- Task objective: Copy out every line containing the word "found".

- Data entries:
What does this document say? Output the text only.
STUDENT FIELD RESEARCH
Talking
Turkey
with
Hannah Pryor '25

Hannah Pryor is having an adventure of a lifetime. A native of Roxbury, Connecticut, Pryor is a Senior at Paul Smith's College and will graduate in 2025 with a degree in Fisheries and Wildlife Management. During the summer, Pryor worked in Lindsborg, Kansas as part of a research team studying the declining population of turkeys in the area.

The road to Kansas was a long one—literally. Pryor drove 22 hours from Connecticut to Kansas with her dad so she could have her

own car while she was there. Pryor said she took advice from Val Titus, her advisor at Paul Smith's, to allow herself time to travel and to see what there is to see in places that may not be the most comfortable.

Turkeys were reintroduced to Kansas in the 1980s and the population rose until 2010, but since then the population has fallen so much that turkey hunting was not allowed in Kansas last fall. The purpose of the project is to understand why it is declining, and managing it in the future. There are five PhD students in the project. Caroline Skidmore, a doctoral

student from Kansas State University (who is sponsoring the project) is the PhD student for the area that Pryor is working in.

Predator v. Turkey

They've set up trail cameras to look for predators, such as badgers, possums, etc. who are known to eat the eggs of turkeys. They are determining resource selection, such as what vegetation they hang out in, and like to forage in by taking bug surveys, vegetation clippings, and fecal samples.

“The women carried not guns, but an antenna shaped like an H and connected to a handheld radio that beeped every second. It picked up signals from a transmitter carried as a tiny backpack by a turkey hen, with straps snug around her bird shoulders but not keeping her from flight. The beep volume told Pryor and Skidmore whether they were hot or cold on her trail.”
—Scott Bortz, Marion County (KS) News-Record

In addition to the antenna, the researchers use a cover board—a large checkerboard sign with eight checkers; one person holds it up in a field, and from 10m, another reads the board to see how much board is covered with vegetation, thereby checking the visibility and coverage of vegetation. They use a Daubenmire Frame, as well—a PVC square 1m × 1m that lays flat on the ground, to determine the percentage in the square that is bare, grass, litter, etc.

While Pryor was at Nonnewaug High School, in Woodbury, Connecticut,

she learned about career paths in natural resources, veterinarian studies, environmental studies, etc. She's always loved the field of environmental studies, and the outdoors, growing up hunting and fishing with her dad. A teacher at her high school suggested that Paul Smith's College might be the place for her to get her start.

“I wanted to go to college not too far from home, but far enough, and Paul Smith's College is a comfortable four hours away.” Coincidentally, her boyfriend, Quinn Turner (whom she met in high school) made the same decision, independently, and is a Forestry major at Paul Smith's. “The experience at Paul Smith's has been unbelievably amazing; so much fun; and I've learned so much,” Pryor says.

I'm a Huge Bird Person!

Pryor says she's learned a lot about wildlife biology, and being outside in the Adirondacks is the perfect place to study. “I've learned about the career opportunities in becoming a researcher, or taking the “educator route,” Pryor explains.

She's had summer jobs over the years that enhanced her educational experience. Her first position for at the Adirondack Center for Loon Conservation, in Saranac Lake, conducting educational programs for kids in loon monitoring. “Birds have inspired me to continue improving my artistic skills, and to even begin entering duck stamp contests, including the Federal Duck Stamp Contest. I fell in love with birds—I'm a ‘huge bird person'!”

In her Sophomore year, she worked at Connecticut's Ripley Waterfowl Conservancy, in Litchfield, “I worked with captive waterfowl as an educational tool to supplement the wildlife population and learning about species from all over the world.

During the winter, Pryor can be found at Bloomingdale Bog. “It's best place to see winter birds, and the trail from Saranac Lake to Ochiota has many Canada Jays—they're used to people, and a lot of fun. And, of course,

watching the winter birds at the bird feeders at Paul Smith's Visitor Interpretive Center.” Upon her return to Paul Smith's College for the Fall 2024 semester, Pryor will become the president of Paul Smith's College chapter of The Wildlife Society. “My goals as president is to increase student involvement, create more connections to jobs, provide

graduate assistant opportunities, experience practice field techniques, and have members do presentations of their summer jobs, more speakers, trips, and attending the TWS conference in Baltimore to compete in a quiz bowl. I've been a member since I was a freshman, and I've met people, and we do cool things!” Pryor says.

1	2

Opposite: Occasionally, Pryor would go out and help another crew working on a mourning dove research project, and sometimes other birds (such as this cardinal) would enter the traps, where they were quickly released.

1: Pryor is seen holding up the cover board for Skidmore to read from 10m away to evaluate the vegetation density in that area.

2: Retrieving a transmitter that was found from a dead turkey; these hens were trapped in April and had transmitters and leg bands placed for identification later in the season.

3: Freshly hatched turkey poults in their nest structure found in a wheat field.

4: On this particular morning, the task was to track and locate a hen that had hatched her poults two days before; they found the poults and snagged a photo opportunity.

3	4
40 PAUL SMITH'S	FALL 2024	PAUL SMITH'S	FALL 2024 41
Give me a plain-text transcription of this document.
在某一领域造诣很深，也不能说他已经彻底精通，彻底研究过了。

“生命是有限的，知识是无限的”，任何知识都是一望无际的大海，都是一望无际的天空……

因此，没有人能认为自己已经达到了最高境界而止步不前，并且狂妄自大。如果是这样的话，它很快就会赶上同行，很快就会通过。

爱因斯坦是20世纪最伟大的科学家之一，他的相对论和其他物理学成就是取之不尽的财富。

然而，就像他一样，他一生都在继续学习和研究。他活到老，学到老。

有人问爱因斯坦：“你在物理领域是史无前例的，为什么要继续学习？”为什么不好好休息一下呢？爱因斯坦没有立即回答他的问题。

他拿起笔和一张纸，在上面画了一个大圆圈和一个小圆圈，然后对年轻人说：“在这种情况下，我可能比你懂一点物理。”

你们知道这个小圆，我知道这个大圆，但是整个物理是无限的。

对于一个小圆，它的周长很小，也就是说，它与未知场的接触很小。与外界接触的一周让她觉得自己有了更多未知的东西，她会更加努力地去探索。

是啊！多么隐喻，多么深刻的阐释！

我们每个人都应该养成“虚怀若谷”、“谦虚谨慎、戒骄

- Result:
During the winter, Pryor can be found at Bloomingdale Bog. “It's best place to see winter birds, and the trail from Saranac Lake to Ochiota has many Canada Jays—they're used to people, and a lot of fun. And, of course,
2: Retrieving a transmitter that was found from a dead turkey; these hens were trapped in April and had transmitters and leg bands placed for identification later in the season.
3: Freshly hatched turkey poults in their nest structure found in a wheat field.
4: On this particular morning, the task was to track and locate a hen that had hatched her poults two days before; they found the poults and snagged a photo opportunity.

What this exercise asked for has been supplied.